> _What is needed_: Transcribe the lines exactly, beginning with the one that contains "OCR this image." and ending with the final line of the records. Do not transcribe pictures.

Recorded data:

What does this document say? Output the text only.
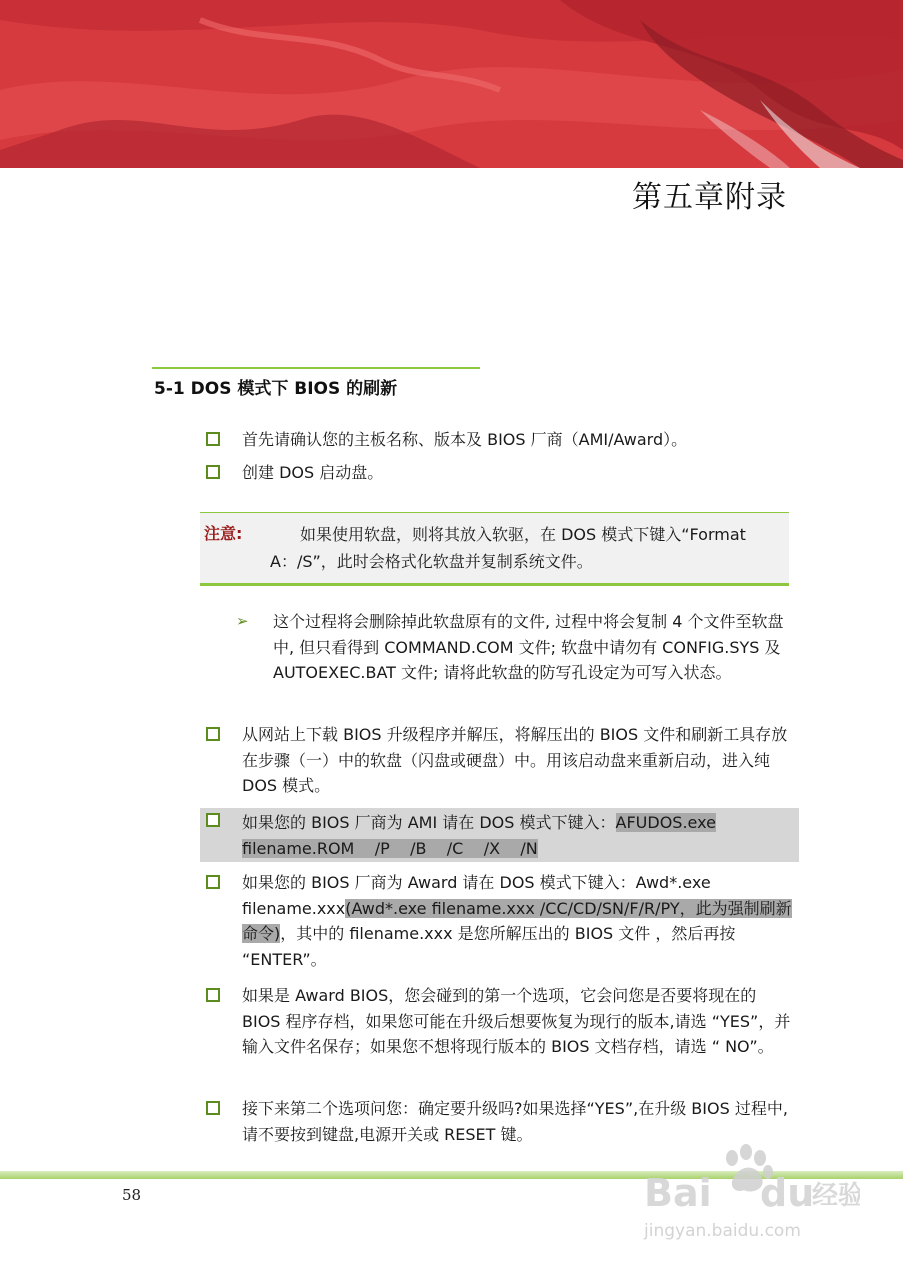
第五章附录
5-1 DOS 模式下 BIOS 的刷新
首先请确认您的主板名称、版本及 BIOS 厂商（AMI/Award）。
创建 DOS 启动盘。
注意:	如果使用软盘，则将其放入软驱，在 DOS 模式下键入“Format A：/S”，此时会格式化软盘并复制系统文件。
➢ 这个过程将会删除掉此软盘原有的文件, 过程中将会复制 4 个文件至软盘中, 但只看得到 COMMAND.COM 文件; 软盘中请勿有 CONFIG.SYS 及 AUTOEXEC.BAT 文件; 请将此软盘的防写孔设定为可写入状态。
从网站上下载 BIOS 升级程序并解压，将解压出的 BIOS 文件和刷新工具存放在步骤（一）中的软盘（闪盘或硬盘）中。用该启动盘来重新启动，进入纯 DOS 模式。
如果您的 BIOS 厂商为 AMI 请在 DOS 模式下键入：AFUDOS.exe
filename.ROM    /P    /B    /C    /X    /N
如果您的 BIOS 厂商为 Award 请在 DOS 模式下键入：Awd*.exe filename.xxx(Awd*.exe filename.xxx /CC/CD/SN/F/R/PY，此为强制刷新命令)，其中的 filename.xxx 是您所解压出的 BIOS 文件 ，然后再按 “ENTER”。
如果是 Award BIOS，您会碰到的第一个选项，它会问您是否要将现在的 BIOS 程序存档，如果您可能在升级后想要恢复为现行的版本,请选 “YES”，并输入文件名保存；如果您不想将现行版本的 BIOS 文档存档，请选 “ NO”。
接下来第二个选项问您：确定要升级吗?如果选择“YES”,在升级 BIOS 过程中,请不要按到键盘,电源开关或 RESET 键。
58	Bai du
经验
jingyan.baidu.com
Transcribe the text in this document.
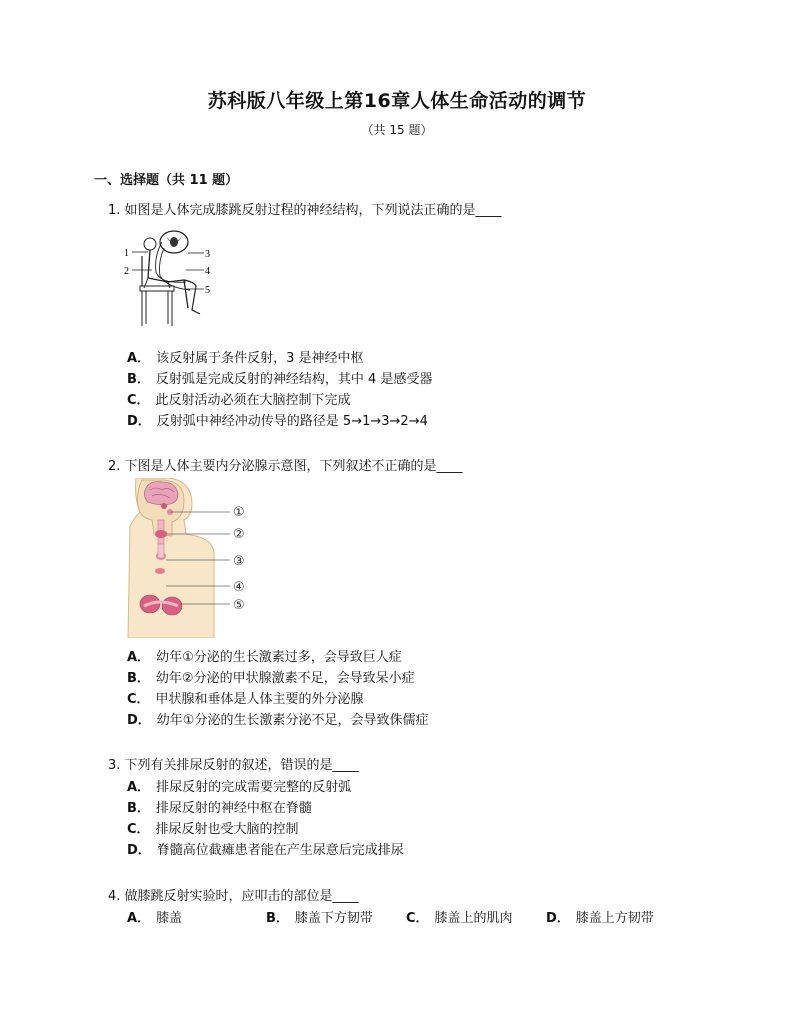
苏科版八年级上第16章人体生命活动的调节
（共 15 题）
一、选择题（共 11 题）
1. 如图是人体完成膝跳反射过程的神经结构，下列说法正确的是____
1
2
3
4
5
A． 该反射属于条件反射，3 是神经中枢
B． 反射弧是完成反射的神经结构，其中 4 是感受器
C． 此反射活动必须在大脑控制下完成
D． 反射弧中神经冲动传导的路径是 5→1→3→2→4
2. 下图是人体主要内分泌腺示意图，下列叙述不正确的是____
①
②
③
④
⑤
A． 幼年①分泌的生长激素过多，会导致巨人症
B． 幼年②分泌的甲状腺激素不足，会导致呆小症
C． 甲状腺和垂体是人体主要的外分泌腺
D． 幼年①分泌的生长激素分泌不足，会导致侏儒症
3. 下列有关排尿反射的叙述，错误的是____
A． 排尿反射的完成需要完整的反射弧
B． 排尿反射的神经中枢在脊髓
C． 排尿反射也受大脑的控制
D． 脊髓高位截瘫患者能在产生尿意后完成排尿
4. 做膝跳反射实验时，应叩击的部位是____
A． 膝盖	B． 膝盖下方韧带	C． 膝盖上的肌肉	D． 膝盖上方韧带
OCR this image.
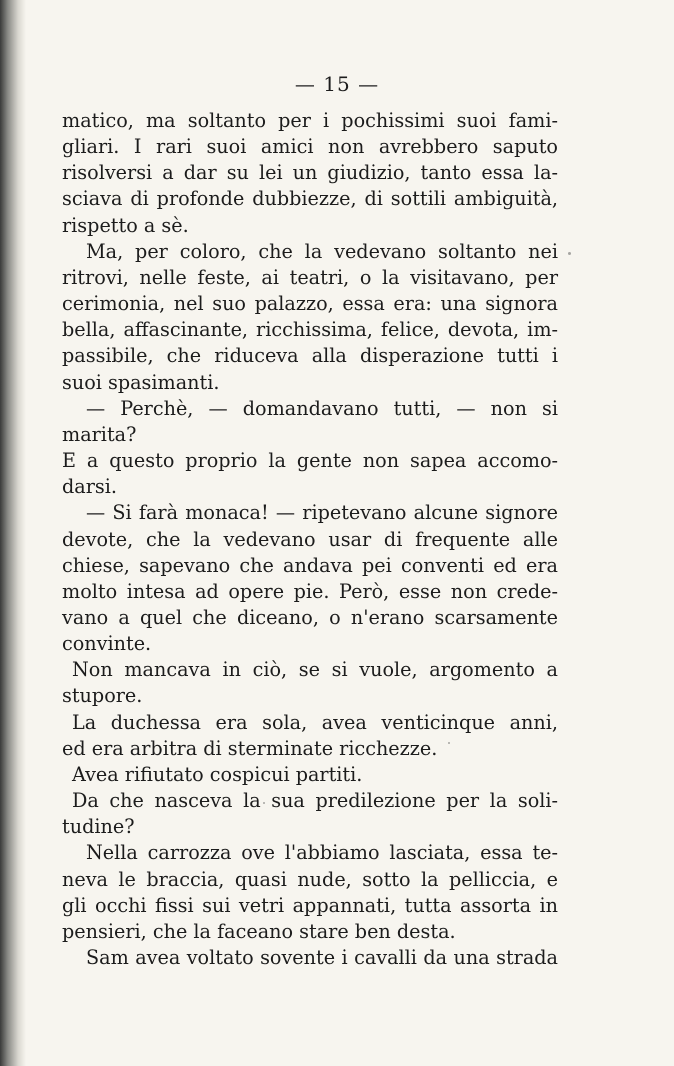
— 15 —

matico, ma soltanto per i pochissimi suoi fami-
gliari. I rari suoi amici non avrebbero saputo
risolversi a dar su lei un giudizio, tanto essa la-
sciava di profonde dubbiezze, di sottili ambiguità,
rispetto a sè.

Ma, per coloro, che la vedevano soltanto nei
ritrovi, nelle feste, ai teatri, o la visitavano, per
cerimonia, nel suo palazzo, essa era: una signora
bella, affascinante, ricchissima, felice, devota, im-
passibile, che riduceva alla disperazione tutti i
suoi spasimanti.

— Perchè, — domandavano tutti, — non si
marita?

E a questo proprio la gente non sapea accomo-
darsi.

— Si farà monaca! — ripetevano alcune signore
devote, che la vedevano usar di frequente alle
chiese, sapevano che andava pei conventi ed era
molto intesa ad opere pie. Però, esse non crede-
vano a quel che diceano, o n'erano scarsamente
convinte.

Non mancava in ciò, se si vuole, argomento a
stupore.

La duchessa era sola, avea venticinque anni,
ed era arbitra di sterminate ricchezze.

Avea rifiutato cospicui partiti.

Da che nasceva la sua predilezione per la soli-
tudine?

Nella carrozza ove l'abbiamo lasciata, essa te-
neva le braccia, quasi nude, sotto la pelliccia, e
gli occhi fissi sui vetri appannati, tutta assorta in
pensieri, che la faceano stare ben desta.

Sam avea voltato sovente i cavalli da una strada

> _Written answer_:
OCR this image.
— 15 —

matico, ma soltanto per i pochissimi suoi fami-
gliari. I rari suoi amici non avrebbero saputo
risolversi a dar su lei un giudizio, tanto essa la-
sciava di profonde dubbiezze, di sottili ambiguità,
rispetto a sè.

Ma, per coloro, che la vedevano soltanto nei
ritrovi, nelle feste, ai teatri, o la visitavano, per
cerimonia, nel suo palazzo, essa era: una signora
bella, affascinante, ricchissima, felice, devota, im-
passibile, che riduceva alla disperazione tutti i
suoi spasimanti.

— Perchè, — domandavano tutti, — non si
marita?

E a questo proprio la gente non sapea accomo-
darsi.

— Si farà monaca! — ripetevano alcune signore
devote, che la vedevano usar di frequente alle
chiese, sapevano che andava pei conventi ed era
molto intesa ad opere pie. Però, esse non crede-
vano a quel che diceano, o n'erano scarsamente
convinte.

Non mancava in ciò, se si vuole, argomento a
stupore.

La duchessa era sola, avea venticinque anni,
ed era arbitra di sterminate ricchezze.

Avea rifiutato cospicui partiti.

Da che nasceva la sua predilezione per la soli-
tudine?

Nella carrozza ove l'abbiamo lasciata, essa te-
neva le braccia, quasi nude, sotto la pelliccia, e
gli occhi fissi sui vetri appannati, tutta assorta in
pensieri, che la faceano stare ben desta.

Sam avea voltato sovente i cavalli da una strada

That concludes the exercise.